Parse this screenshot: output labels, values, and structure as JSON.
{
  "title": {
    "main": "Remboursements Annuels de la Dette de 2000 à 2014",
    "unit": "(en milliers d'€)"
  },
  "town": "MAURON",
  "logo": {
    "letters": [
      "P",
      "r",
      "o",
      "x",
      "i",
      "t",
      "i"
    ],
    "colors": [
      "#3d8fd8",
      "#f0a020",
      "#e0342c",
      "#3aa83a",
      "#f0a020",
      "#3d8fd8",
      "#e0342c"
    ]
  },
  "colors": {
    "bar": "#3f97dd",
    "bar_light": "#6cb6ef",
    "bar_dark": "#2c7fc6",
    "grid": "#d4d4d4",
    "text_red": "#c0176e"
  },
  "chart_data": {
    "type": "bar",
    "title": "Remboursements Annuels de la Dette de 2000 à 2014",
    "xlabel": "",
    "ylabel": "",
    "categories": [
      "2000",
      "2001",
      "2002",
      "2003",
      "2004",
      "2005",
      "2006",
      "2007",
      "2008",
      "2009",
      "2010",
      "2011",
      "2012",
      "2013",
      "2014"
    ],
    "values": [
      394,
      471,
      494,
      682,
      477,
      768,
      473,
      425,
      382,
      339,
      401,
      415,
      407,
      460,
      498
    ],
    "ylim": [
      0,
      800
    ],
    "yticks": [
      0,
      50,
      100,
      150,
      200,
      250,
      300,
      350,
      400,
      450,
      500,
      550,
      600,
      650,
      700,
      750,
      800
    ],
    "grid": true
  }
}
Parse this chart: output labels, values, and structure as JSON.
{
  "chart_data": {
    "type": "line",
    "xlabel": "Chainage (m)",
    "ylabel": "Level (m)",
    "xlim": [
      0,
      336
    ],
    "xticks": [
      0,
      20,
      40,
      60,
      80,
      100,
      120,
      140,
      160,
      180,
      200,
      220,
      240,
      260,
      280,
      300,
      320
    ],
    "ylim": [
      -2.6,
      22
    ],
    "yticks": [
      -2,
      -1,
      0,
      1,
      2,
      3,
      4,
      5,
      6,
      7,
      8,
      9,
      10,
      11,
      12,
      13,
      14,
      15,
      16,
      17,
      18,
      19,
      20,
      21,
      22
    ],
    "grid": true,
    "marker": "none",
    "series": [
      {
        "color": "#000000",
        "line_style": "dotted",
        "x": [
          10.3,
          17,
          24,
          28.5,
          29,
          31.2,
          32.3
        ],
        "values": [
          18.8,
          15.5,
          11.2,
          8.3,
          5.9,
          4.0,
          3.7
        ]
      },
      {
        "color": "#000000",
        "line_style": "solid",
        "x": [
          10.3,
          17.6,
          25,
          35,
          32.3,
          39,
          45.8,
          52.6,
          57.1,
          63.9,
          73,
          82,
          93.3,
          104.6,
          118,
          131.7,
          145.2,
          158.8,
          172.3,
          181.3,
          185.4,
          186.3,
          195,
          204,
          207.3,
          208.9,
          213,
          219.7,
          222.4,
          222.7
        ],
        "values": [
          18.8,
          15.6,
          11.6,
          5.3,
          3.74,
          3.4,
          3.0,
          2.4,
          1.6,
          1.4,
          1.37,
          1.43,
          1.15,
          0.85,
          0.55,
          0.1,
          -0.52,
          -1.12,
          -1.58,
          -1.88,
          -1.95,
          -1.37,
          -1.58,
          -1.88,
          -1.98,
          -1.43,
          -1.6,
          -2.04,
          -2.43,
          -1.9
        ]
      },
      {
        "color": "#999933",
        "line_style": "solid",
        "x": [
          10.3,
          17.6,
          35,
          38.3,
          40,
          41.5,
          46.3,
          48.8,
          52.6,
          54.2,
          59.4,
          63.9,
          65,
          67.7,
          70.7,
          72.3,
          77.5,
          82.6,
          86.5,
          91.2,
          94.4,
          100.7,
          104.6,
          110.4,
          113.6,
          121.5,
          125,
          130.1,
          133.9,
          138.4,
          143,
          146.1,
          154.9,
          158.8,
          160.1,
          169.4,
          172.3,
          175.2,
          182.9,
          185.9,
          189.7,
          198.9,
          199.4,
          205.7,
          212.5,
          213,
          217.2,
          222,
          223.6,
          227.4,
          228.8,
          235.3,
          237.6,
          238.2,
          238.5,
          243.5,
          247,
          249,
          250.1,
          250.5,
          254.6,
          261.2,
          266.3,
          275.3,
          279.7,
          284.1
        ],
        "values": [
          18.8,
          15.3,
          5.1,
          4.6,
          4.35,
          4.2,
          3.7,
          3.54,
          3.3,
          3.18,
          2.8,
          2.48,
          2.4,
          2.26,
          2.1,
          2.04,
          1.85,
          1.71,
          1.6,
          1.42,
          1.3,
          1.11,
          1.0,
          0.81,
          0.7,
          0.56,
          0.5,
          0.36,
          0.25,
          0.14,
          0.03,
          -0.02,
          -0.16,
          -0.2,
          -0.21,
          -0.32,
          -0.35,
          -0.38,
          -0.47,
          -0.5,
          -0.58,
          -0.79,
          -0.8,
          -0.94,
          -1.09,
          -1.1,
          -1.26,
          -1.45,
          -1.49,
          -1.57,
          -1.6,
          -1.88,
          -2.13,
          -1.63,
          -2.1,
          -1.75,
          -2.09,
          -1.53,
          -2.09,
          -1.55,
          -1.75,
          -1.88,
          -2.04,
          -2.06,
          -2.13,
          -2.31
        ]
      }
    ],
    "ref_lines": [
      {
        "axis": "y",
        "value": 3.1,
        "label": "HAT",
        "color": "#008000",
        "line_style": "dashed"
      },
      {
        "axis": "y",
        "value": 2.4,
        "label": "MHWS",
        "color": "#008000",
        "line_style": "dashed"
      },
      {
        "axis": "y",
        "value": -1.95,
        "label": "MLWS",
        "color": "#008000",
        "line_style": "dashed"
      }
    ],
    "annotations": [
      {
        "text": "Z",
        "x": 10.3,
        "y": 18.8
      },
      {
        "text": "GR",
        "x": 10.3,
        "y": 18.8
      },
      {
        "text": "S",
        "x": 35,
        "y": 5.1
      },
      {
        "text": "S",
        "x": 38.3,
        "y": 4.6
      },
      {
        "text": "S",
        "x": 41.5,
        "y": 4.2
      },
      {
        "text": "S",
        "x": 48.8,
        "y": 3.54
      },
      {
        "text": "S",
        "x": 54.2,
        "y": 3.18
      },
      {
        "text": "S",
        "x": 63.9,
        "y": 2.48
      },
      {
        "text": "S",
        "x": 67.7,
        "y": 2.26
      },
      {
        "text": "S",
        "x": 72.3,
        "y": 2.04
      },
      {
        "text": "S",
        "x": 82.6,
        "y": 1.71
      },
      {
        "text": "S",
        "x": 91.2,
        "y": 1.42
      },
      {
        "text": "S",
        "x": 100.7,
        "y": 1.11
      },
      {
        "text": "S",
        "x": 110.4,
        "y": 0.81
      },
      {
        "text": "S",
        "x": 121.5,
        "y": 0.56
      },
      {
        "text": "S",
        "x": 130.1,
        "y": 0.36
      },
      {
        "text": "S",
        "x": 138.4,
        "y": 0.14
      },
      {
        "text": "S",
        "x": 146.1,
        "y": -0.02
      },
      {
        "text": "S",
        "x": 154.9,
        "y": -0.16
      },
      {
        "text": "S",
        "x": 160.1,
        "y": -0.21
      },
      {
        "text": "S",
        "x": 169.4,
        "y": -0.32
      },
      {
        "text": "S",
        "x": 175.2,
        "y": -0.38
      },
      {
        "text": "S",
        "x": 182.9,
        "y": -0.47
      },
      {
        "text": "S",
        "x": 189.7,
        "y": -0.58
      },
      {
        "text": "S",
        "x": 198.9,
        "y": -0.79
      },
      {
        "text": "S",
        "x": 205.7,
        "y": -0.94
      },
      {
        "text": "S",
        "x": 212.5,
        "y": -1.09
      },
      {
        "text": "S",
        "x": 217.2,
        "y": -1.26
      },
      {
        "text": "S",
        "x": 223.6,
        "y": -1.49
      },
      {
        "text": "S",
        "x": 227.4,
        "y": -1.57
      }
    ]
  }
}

========================================

### Do this
Give nothing but the count of lines in the listing above that hold the string "Annuels".

### Full answer
2